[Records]

● ● ● ● ●

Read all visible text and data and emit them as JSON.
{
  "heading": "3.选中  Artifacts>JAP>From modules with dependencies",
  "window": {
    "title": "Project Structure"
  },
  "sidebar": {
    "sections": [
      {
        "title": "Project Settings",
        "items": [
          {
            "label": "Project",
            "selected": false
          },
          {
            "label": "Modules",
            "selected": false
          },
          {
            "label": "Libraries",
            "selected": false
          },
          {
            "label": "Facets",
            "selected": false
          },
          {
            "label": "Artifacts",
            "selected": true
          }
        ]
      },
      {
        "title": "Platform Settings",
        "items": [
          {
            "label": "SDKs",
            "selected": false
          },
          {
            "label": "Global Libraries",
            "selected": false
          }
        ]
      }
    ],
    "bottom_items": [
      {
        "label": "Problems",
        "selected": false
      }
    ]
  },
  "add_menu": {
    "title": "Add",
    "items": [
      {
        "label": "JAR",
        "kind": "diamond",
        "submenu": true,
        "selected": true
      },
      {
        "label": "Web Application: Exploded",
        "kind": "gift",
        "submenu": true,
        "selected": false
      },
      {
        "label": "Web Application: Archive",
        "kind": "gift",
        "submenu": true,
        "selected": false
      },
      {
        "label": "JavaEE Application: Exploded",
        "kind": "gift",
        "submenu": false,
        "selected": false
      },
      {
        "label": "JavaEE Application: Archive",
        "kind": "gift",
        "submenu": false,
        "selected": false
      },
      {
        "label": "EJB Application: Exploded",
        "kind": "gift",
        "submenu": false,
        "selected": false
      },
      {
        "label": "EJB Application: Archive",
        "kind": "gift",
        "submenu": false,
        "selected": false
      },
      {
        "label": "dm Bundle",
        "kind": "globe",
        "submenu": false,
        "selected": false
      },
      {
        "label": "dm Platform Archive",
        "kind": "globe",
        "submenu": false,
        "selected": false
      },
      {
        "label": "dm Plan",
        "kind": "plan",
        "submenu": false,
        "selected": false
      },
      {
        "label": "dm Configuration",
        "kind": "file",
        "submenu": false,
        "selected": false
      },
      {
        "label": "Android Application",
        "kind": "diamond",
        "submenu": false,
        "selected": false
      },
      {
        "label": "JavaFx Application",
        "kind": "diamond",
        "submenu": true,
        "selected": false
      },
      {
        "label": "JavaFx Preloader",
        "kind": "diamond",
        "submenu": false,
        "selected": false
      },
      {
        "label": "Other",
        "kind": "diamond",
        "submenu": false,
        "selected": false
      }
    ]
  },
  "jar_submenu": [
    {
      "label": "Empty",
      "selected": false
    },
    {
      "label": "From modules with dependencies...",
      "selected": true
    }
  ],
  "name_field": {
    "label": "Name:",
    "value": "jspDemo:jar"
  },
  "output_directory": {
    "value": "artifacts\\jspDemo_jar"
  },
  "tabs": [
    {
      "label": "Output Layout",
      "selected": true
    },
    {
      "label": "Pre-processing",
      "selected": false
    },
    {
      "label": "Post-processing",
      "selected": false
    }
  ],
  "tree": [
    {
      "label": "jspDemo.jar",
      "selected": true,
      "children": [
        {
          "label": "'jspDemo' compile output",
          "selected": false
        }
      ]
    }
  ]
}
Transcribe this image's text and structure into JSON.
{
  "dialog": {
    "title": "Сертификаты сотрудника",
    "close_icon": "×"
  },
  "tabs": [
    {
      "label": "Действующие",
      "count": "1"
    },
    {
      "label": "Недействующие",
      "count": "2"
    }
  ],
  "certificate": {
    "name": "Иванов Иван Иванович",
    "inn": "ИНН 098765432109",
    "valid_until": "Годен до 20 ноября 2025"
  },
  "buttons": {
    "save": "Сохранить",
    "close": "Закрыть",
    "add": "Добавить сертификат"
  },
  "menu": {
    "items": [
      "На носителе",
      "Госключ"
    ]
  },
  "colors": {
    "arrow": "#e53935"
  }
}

● ● ● ● ●

What you need to do: Write every entry out again exactly.

Correct output:
Read all visible text and data and emit them as JSON.
{
  "heading": "3.选中  Artifacts>JAP>From modules with dependencies",
  "window": {
    "title": "Project Structure"
  },
  "sidebar": {
    "sections": [
      {
        "title": "Project Settings",
        "items": [
          {
            "label": "Project",
            "selected": false
          },
          {
            "label": "Modules",
            "selected": false
          },
          {
            "label": "Libraries",
            "selected": false
          },
          {
            "label": "Facets",
            "selected": false
          },
          {
            "label": "Artifacts",
            "selected": true
          }
        ]
      },
      {
        "title": "Platform Settings",
        "items": [
          {
            "label": "SDKs",
            "selected": false
          },
          {
            "label": "Global Libraries",
            "selected": false
          }
        ]
      }
    ],
    "bottom_items": [
      {
        "label": "Problems",
        "selected": false
      }
    ]
  },
  "add_menu": {
    "title": "Add",
    "items": [
      {
        "label": "JAR",
        "kind": "diamond",
        "submenu": true,
        "selected": true
      },
      {
        "label": "Web Application: Exploded",
        "kind": "gift",
        "submenu": true,
        "selected": false
      },
      {
        "label": "Web Application: Archive",
        "kind": "gift",
        "submenu": true,
        "selected": false
      },
      {
        "label": "JavaEE Application: Exploded",
        "kind": "gift",
        "submenu": false,
        "selected": false
      },
      {
        "label": "JavaEE Application: Archive",
        "kind": "gift",
        "submenu": false,
        "selected": false
      },
      {
        "label": "EJB Application: Exploded",
        "kind": "gift",
        "submenu": false,
        "selected": false
      },
      {
        "label": "EJB Application: Archive",
        "kind": "gift",
        "submenu": false,
        "selected": false
      },
      {
        "label": "dm Bundle",
        "kind": "globe",
        "submenu": false,
        "selected": false
      },
      {
        "label": "dm Platform Archive",
        "kind": "globe",
        "submenu": false,
        "selected": false
      },
      {
        "label": "dm Plan",
        "kind": "plan",
        "submenu": false,
        "selected": false
      },
      {
        "label": "dm Configuration",
        "kind": "file",
        "submenu": false,
        "selected": false
      },
      {
        "label": "Android Application",
        "kind": "diamond",
        "submenu": false,
        "selected": false
      },
      {
        "label": "JavaFx Application",
        "kind": "diamond",
        "submenu": true,
        "selected": false
      },
      {
        "label": "JavaFx Preloader",
        "kind": "diamond",
        "submenu": false,
        "selected": false
      },
      {
        "label": "Other",
        "kind": "diamond",
        "submenu": false,
        "selected": false
      }
    ]
  },
  "jar_submenu": [
    {
      "label": "Empty",
      "selected": false
    },
    {
      "label": "From modules with dependencies...",
      "selected": true
    }
  ],
  "name_field": {
    "label": "Name:",
    "value": "jspDemo:jar"
  },
  "output_directory": {
    "value": "artifacts\\jspDemo_jar"
  },
  "tabs": [
    {
      "label": "Output Layout",
      "selected": true
    },
    {
      "label": "Pre-processing",
      "selected": false
    },
    {
      "label": "Post-processing",
      "selected": false
    }
  ],
  "tree": [
    {
      "label": "jspDemo.jar",
      "selected": true,
      "children": [
        {
          "label": "'jspDemo' compile output",
          "selected": false
        }
      ]
    }
  ]
}
Transcribe this image's text and structure into JSON.
{
  "dialog": {
    "title": "Сертификаты сотрудника",
    "close_icon": "×"
  },
  "tabs": [
    {
      "label": "Действующие",
      "count": "1"
    },
    {
      "label": "Недействующие",
      "count": "2"
    }
  ],
  "certificate": {
    "name": "Иванов Иван Иванович",
    "inn": "ИНН 098765432109",
    "valid_until": "Годен до 20 ноября 2025"
  },
  "buttons": {
    "save": "Сохранить",
    "close": "Закрыть",
    "add": "Добавить сертификат"
  },
  "menu": {
    "items": [
      "На носителе",
      "Госключ"
    ]
  },
  "colors": {
    "arrow": "#e53935"
  }
}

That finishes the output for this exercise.